* Task details
Within the listing below, locate all lines containing the word "neysluverðs". Copy each one.

* Listing
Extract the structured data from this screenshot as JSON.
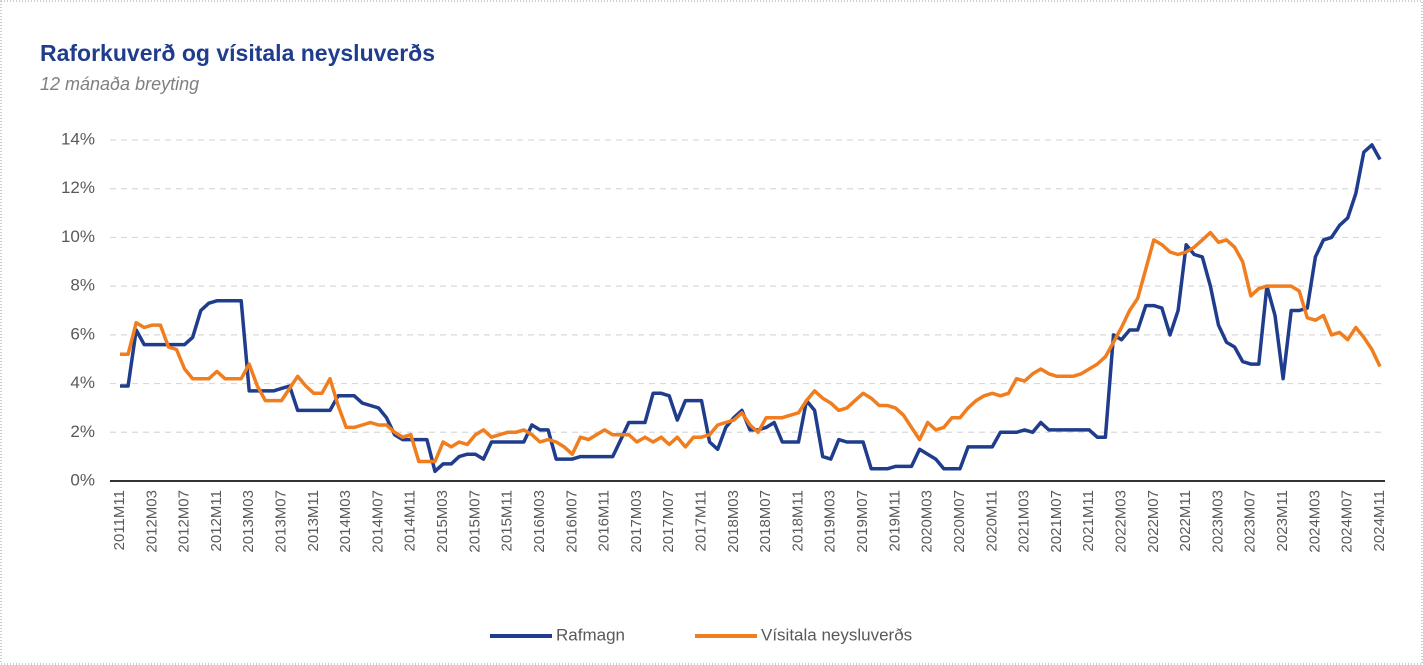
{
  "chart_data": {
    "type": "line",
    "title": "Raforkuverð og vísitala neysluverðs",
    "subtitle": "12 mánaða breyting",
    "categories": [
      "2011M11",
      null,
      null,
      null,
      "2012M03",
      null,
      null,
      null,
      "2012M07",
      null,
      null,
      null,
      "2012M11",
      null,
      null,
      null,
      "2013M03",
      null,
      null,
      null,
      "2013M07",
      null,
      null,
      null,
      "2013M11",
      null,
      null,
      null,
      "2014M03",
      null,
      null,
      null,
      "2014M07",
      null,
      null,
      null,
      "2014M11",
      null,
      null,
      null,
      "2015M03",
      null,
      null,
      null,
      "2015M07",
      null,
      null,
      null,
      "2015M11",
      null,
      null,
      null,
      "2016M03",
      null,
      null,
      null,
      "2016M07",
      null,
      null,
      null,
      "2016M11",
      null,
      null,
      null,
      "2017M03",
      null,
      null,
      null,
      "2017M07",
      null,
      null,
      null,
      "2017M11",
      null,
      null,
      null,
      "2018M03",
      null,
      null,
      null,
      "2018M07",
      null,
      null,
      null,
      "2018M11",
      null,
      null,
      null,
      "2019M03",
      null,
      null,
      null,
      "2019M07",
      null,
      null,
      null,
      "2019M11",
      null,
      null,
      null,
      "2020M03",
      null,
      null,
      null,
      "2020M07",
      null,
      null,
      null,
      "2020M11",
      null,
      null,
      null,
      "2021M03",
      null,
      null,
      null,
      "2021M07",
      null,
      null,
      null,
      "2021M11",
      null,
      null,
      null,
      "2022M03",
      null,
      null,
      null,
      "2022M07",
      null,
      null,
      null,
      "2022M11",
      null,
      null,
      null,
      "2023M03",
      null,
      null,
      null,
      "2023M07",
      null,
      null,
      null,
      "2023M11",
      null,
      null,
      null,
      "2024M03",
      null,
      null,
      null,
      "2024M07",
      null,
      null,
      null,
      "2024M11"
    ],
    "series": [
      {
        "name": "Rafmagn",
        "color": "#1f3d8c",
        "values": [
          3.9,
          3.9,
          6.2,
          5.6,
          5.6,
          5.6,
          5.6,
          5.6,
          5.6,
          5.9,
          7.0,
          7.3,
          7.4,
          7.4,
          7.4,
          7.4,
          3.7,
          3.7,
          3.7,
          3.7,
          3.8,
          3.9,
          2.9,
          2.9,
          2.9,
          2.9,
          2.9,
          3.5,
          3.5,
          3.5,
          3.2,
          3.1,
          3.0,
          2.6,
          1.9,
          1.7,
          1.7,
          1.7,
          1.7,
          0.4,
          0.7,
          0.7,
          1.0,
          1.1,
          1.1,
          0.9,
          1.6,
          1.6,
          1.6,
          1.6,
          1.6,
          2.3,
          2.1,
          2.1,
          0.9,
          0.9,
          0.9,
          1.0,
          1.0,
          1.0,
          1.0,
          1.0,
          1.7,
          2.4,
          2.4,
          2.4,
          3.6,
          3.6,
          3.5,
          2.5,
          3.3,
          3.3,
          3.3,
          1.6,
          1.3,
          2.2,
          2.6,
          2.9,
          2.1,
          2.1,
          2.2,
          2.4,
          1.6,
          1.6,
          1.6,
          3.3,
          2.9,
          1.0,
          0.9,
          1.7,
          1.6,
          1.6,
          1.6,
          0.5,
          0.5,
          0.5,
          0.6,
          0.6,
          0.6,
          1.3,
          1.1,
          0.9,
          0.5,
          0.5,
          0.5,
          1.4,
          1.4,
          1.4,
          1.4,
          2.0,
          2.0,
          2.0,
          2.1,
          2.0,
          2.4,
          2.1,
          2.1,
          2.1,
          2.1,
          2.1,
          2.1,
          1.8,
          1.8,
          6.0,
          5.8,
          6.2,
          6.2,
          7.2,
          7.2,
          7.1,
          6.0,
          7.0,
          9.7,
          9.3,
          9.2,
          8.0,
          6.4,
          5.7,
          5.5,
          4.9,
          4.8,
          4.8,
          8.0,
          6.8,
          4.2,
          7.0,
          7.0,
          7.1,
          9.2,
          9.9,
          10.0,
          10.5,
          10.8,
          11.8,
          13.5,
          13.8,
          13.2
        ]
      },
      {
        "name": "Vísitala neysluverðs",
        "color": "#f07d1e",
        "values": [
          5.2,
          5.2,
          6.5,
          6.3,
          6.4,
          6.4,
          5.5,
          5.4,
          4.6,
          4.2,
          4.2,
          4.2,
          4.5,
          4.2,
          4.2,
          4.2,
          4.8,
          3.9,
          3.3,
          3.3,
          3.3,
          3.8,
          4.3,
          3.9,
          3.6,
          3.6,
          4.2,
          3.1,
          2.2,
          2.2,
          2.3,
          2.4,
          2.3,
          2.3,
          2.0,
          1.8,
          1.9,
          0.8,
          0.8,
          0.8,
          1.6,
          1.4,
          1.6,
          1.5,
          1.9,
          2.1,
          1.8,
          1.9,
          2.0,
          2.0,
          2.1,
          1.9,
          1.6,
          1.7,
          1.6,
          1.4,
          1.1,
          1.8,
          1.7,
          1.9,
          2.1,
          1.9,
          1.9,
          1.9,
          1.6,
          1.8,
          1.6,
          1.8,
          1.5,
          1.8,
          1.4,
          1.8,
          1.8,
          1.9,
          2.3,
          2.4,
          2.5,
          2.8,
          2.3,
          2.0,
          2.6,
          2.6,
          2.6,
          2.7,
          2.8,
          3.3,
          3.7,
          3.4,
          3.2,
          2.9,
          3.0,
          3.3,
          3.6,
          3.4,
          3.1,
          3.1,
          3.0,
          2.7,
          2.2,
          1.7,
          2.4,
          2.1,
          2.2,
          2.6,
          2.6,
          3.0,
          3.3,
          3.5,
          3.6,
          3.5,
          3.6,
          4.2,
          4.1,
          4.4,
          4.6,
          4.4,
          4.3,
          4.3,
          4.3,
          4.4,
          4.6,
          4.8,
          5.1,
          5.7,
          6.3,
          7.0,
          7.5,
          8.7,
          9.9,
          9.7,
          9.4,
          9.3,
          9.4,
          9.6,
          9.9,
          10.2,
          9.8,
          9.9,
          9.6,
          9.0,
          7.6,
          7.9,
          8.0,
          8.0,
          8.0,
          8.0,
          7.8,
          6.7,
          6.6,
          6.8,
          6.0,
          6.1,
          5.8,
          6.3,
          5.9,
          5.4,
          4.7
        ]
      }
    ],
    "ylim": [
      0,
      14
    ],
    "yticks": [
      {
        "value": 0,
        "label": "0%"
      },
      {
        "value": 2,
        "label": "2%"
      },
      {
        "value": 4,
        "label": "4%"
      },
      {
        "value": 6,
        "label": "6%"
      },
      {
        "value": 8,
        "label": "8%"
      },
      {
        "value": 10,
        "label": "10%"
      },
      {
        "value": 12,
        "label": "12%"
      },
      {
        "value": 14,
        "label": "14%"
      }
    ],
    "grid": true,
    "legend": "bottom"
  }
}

* Answer for the task
    "title": "Raforkuverð og vísitala neysluverðs",
        "name": "Vísitala neysluverðs",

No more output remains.